# [WRITTEN INSTRUCTION]
In the following material, identify every line holding the string "Operators" and return it.

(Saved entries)
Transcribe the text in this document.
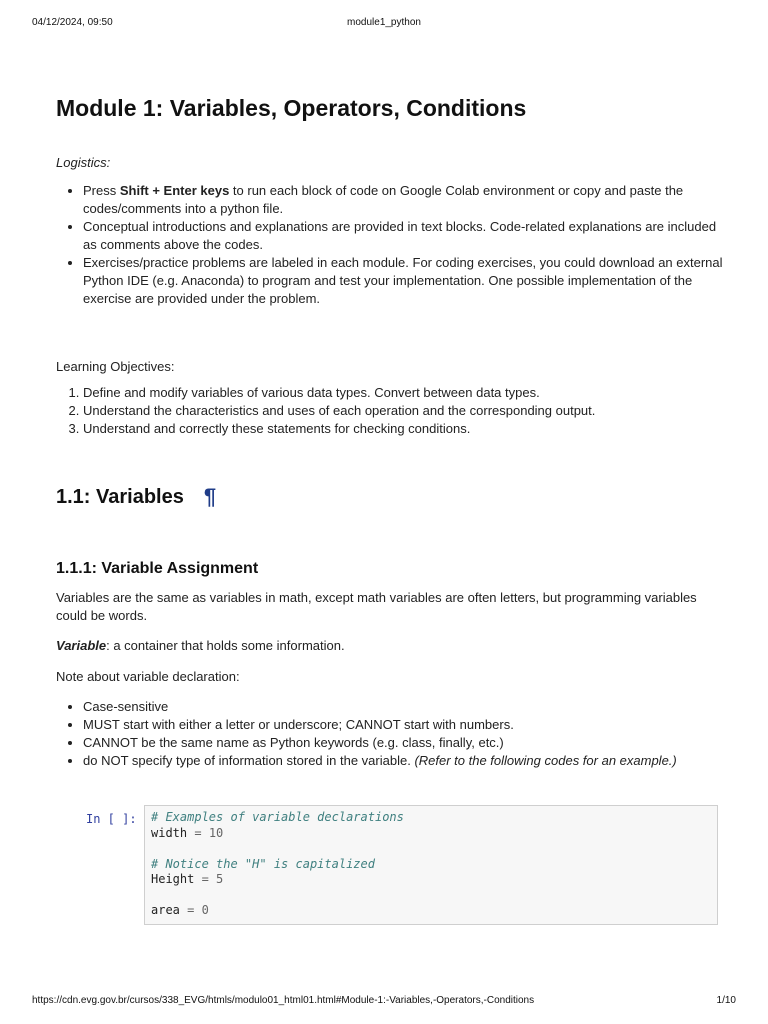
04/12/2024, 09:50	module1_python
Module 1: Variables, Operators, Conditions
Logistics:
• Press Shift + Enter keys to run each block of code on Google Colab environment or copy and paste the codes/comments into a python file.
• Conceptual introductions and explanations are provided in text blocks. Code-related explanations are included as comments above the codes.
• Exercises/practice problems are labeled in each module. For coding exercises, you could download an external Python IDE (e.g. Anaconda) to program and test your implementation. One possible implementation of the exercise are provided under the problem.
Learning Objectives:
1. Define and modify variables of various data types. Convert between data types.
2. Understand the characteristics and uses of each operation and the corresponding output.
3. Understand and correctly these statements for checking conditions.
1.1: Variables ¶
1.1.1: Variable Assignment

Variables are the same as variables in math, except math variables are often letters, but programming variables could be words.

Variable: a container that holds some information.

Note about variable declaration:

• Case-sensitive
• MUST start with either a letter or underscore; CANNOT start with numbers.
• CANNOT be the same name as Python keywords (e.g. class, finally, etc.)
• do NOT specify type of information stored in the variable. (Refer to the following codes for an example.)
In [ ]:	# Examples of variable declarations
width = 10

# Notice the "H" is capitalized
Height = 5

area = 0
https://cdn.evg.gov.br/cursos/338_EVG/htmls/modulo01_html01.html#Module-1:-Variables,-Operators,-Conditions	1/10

# [RESULT OF THE EXERCISE]
Module 1: Variables, Operators, Conditions
https://cdn.evg.gov.br/cursos/338_EVG/htmls/modulo01_html01.html#Module-1:-Variables,-Operators,-Conditions	1/10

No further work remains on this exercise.